* What the task requires
List every line below containing "Mathematics".

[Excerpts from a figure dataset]
· · · · · · ·
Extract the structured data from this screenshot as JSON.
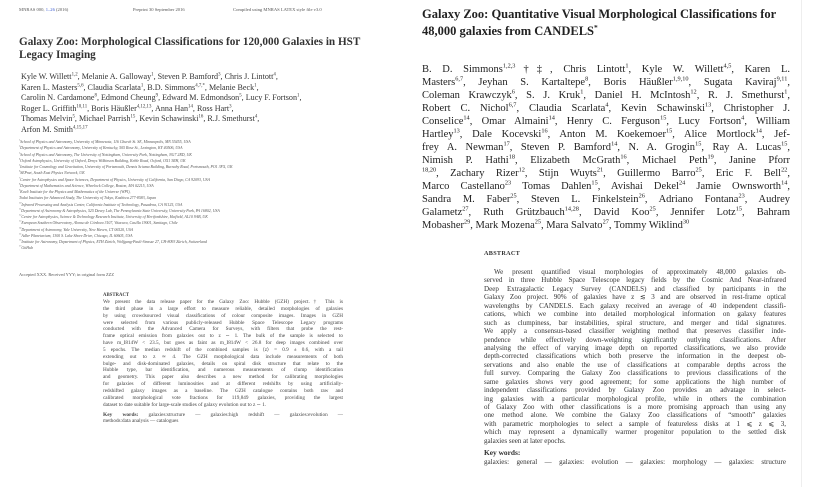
{
  "left_paper": {
    "running_head": {
      "journal": "MNRAS 000,",
      "pages": "1–26",
      "year": "(2016)",
      "preprint": "Preprint 30 September 2016",
      "compiled": "Compiled using MNRAS LATEX style file v3.0"
    },
    "title": "Galaxy Zoo: Morphological Classifications for 120,000 Galaxies in HST Legacy Imaging",
    "author_lines": [
      [
        [
          "Kyle W. Willett",
          "1,2"
        ],
        [
          ", Melanie A. Galloway",
          "1"
        ],
        [
          ", Steven P. Bamford",
          "3"
        ],
        [
          ", Chris J. Lintott",
          "4"
        ],
        [
          ",",
          ""
        ]
      ],
      [
        [
          "Karen L. Masters",
          "5,6"
        ],
        [
          ", Claudia Scarlata",
          "1"
        ],
        [
          ", B.D. Simmons",
          "4,7,*"
        ],
        [
          ", Melanie Beck",
          "1"
        ],
        [
          ",",
          ""
        ]
      ],
      [
        [
          "Carolin N. Cardamone",
          "8"
        ],
        [
          ", Edmond Cheung",
          "9"
        ],
        [
          ", Edward M. Edmondson",
          "5"
        ],
        [
          ", Lucy F. Fortson",
          "1"
        ],
        [
          ",",
          ""
        ]
      ],
      [
        [
          "Roger L. Griffith",
          "10,11"
        ],
        [
          ", Boris Häußler",
          "4,12,13"
        ],
        [
          ", Anna Han",
          "14"
        ],
        [
          ", Ross Hart",
          "3"
        ],
        [
          ",",
          ""
        ]
      ],
      [
        [
          "Thomas Melvin",
          "5"
        ],
        [
          ", Michael Parrish",
          "15"
        ],
        [
          ", Kevin Schawinski",
          "16"
        ],
        [
          ", R.J. Smethurst",
          "4"
        ],
        [
          ",",
          ""
        ]
      ],
      [
        [
          "Arfon M. Smith",
          "4,15,17"
        ]
      ]
    ],
    "affiliations": [
      [
        "1",
        "School of Physics and Astronomy, University of Minnesota, 116 Church St. SE, Minneapolis, MN 55455, USA"
      ],
      [
        "2",
        "Department of Physics and Astronomy, University of Kentucky, 505 Rose St., Lexington, KY 40506, USA"
      ],
      [
        "3",
        "School of Physics and Astronomy, The University of Nottingham, University Park, Nottingham, NG7 2RD, UK"
      ],
      [
        "4",
        "Oxford Astrophysics, University of Oxford, Denys Wilkinson Building, Keble Road, Oxford, OX1 3RH, UK"
      ],
      [
        "5",
        "Institute for Cosmology and Gravitation, University of Portsmouth, Dennis Sciama Building, Burnaby Road, Portsmouth, PO1 3FX, UK"
      ],
      [
        "6",
        "SEPnet, South East Physics Network, UK"
      ],
      [
        "7",
        "Center for Astrophysics and Space Sciences, Department of Physics, University of California, San Diego, CA 92093, USA"
      ],
      [
        "8",
        "Department of Mathematics and Science, Wheelock College, Boston, MA 02215, USA"
      ],
      [
        "9",
        "Kavli Institute for the Physics and Mathematics of the Universe (WPI),"
      ],
      [
        "",
        "Todai Institutes for Advanced Study, The University of Tokyo, Kashiwa 277-8583, Japan"
      ],
      [
        "10",
        "Infrared Processing and Analysis Center, California Institute of Technology, Pasadena, CA 91125, USA"
      ],
      [
        "11",
        "Department of Astronomy & Astrophysics, 525 Davey Lab, The Pennsylvania State University, University Park, PA 16802, USA"
      ],
      [
        "12",
        "Centre for Astrophysics, Science & Technology Research Institute, University of Hertfordshire, Hatfield, AL10 9AB, UK"
      ],
      [
        "13",
        "European Southern Observatory, Alonso de Córdova 3107, Vitacura, Casilla 19001, Santiago, Chile"
      ],
      [
        "14",
        "Department of Astronomy, Yale University, New Haven, CT 06520, USA"
      ],
      [
        "15",
        "Adler Planetarium, 1300 S. Lake Shore Drive, Chicago, IL 60605, USA"
      ],
      [
        "16",
        "Institute for Astronomy, Department of Physics, ETH Zürich, Wolfgang-Pauli-Strasse 27, CH-8093 Zürich, Switzerland"
      ],
      [
        "17",
        "GitHub"
      ]
    ],
    "accepted": "Accepted XXX. Received YYY; in original form ZZZ",
    "abstract_heading": "ABSTRACT",
    "abstract_lines": [
      "We present the data release paper for the Galaxy Zoo: Hubble (GZH) project.† This is",
      "the third phase in a large effort to measure reliable, detailed morphologies of galaxies",
      "by using crowdsourced visual classifications of colour composite images. Images in GZH",
      "were selected from various publicly-released Hubble Space Telescope Legacy programs",
      "conducted with the Advanced Camera for Surveys, with filters that probe the rest-",
      "frame optical emission from galaxies out to z ∼ 1. The bulk of the sample is selected to",
      "have m_I814W < 23.5, but goes as faint as m_I814W < 26.8 for deep images combined over",
      "5 epochs. The median redshift of the combined samples is ⟨z⟩ = 0.9 ± 0.6, with a tail",
      "extending out to z ≃ 4. The GZH morphological data include measurements of both",
      "bulge- and disk-dominated galaxies, details on spiral disk structure that relate to the",
      "Hubble type, bar identification, and numerous measurements of clump identification",
      "and geometry. This paper also describes a new method for calibrating morphologies",
      "for galaxies of different luminosities and at different redshifts by using artificially-",
      "redshifted galaxy images as a baseline. The GZH catalogue contains both raw and",
      "calibrated morphological vote fractions for 119,849 galaxies, providing the largest",
      "dataset to date suitable for large-scale studies of galaxy evolution out to z ∼ 1."
    ],
    "keywords_label": "Key words:",
    "keywords_lines": [
      "galaxies:structure — galaxies:high redshift — galaxies:evolution —",
      "methods:data analysis — catalogues"
    ]
  },
  "right_paper": {
    "title": "Galaxy Zoo: Quantitative Visual Morphological Classifications for 48,000 galaxies from CANDELS",
    "title_mark": "*",
    "author_lines": [
      [
        [
          "B. D. Simmons",
          "1,2,3"
        ],
        [
          "†‡, Chris Lintott",
          "1"
        ],
        [
          ", Kyle W. Willett",
          "4,5"
        ],
        [
          ", Karen L.",
          ""
        ]
      ],
      [
        [
          "Masters",
          "6,7"
        ],
        [
          ", Jeyhan S. Kartaltepe",
          "8"
        ],
        [
          ", Boris Häußler",
          "1,9,10"
        ],
        [
          ", Sugata Kaviraj",
          "9,11"
        ],
        [
          ",",
          ""
        ]
      ],
      [
        [
          "Coleman Krawczyk",
          "6"
        ],
        [
          ", S. J. Kruk",
          "1"
        ],
        [
          ", Daniel H. McIntosh",
          "12"
        ],
        [
          ", R. J. Smethurst",
          "1"
        ],
        [
          ",",
          ""
        ]
      ],
      [
        [
          "Robert C. Nichol",
          "6,7"
        ],
        [
          ", Claudia Scarlata",
          "4"
        ],
        [
          ", Kevin Schawinski",
          "13"
        ],
        [
          ", Christopher J.",
          ""
        ]
      ],
      [
        [
          "Conselice",
          "14"
        ],
        [
          ", Omar Almaini",
          "14"
        ],
        [
          ", Henry C. Ferguson",
          "15"
        ],
        [
          ", Lucy Fortson",
          "4"
        ],
        [
          ", William",
          ""
        ]
      ],
      [
        [
          "Hartley",
          "13"
        ],
        [
          ", Dale Kocevski",
          "16"
        ],
        [
          ", Anton M. Koekemoer",
          "15"
        ],
        [
          ", Alice Mortlock",
          "14"
        ],
        [
          ", Jef-",
          ""
        ]
      ],
      [
        [
          "frey A. Newman",
          "17"
        ],
        [
          ", Steven P. Bamford",
          "14"
        ],
        [
          ", N. A. Grogin",
          "15"
        ],
        [
          ", Ray A. Lucas",
          "15"
        ],
        [
          ",",
          ""
        ]
      ],
      [
        [
          "Nimish P. Hathi",
          "18"
        ],
        [
          ", Elizabeth McGrath",
          "16"
        ],
        [
          ", Michael Peth",
          "19"
        ],
        [
          ", Janine Pforr",
          ""
        ]
      ],
      [
        [
          "",
          "18,20"
        ],
        [
          ", Zachary Rizer",
          "12"
        ],
        [
          ", Stijn Wuyts",
          "21"
        ],
        [
          ", Guillermo Barro",
          "25"
        ],
        [
          ", Eric F. Bell",
          "22"
        ],
        [
          ",",
          ""
        ]
      ],
      [
        [
          "Marco Castellano",
          "23"
        ],
        [
          " Tomas Dahlen",
          "15"
        ],
        [
          ", Avishai Dekel",
          "24"
        ],
        [
          " Jamie Ownsworth",
          "14"
        ],
        [
          ",",
          ""
        ]
      ],
      [
        [
          "Sandra M. Faber",
          "25"
        ],
        [
          ", Steven L. Finkelstein",
          "26"
        ],
        [
          ", Adriano Fontana",
          "23"
        ],
        [
          ", Audrey",
          ""
        ]
      ],
      [
        [
          "Galametz",
          "27"
        ],
        [
          ", Ruth Grützbauch",
          "14,28"
        ],
        [
          ", David Koo",
          "25"
        ],
        [
          ", Jennifer Lotz",
          "15"
        ],
        [
          ", Bahram",
          ""
        ]
      ],
      [
        [
          "Mobasher",
          "29"
        ],
        [
          ", Mark Mozena",
          "25"
        ],
        [
          ", Mara Salvato",
          "27"
        ],
        [
          ", Tommy Wiklind",
          "30"
        ]
      ]
    ],
    "abstract_heading": "ABSTRACT",
    "abstract_lines": [
      "We present quantified visual morphologies of approximately 48,000 galaxies ob-",
      "served in three Hubble Space Telescope legacy fields by the Cosmic And Near-infrared",
      "Deep Extragalactic Legacy Survey (CANDELS) and classified by participants in the",
      "Galaxy Zoo project. 90% of galaxies have z ≲ 3 and are observed in rest-frame optical",
      "wavelengths by CANDELS. Each galaxy received an average of 40 independent classifi-",
      "cations, which we combine into detailed morphological information on galaxy features",
      "such as clumpiness, bar instabilities, spiral structure, and merger and tidal signatures.",
      "We apply a consensus-based classifier weighting method that preserves classifier inde-",
      "pendence while effectively down-weighting significantly outlying classifications. After",
      "analysing the effect of varying image depth on reported classifications, we also provide",
      "depth-corrected classifications which both preserve the information in the deepest ob-",
      "servations and also enable the use of classifications at comparable depths across the",
      "full survey. Comparing the Galaxy Zoo classifications to previous classifications of the",
      "same galaxies shows very good agreement; for some applications the high number of",
      "independent classifications provided by Galaxy Zoo provides an advatage in select-",
      "ing galaxies with a particular morphological profile, while in others the combination",
      "of Galaxy Zoo with other classifications is a more promising approach than using any",
      "one method alone. We combine the Galaxy Zoo classifications of “smooth” galaxies",
      "with parametric morphologies to select a sample of featureless disks at 1 ⩽ z ⩽ 3,",
      "which may represent a dynamically warmer progenitor population to the settled disk",
      "galaxies seen at later epochs."
    ],
    "keywords_label": "Key words:",
    "keywords_line": "galaxies: general — galaxies: evolution — galaxies: morphology — galaxies: structure"
  }
}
· · · · · · ·
* Final answer
        "Department of Mathematics and Science, Wheelock College, Boston, MA 02215, USA"
        "Kavli Institute for the Physics and Mathematics of the Universe (WPI),"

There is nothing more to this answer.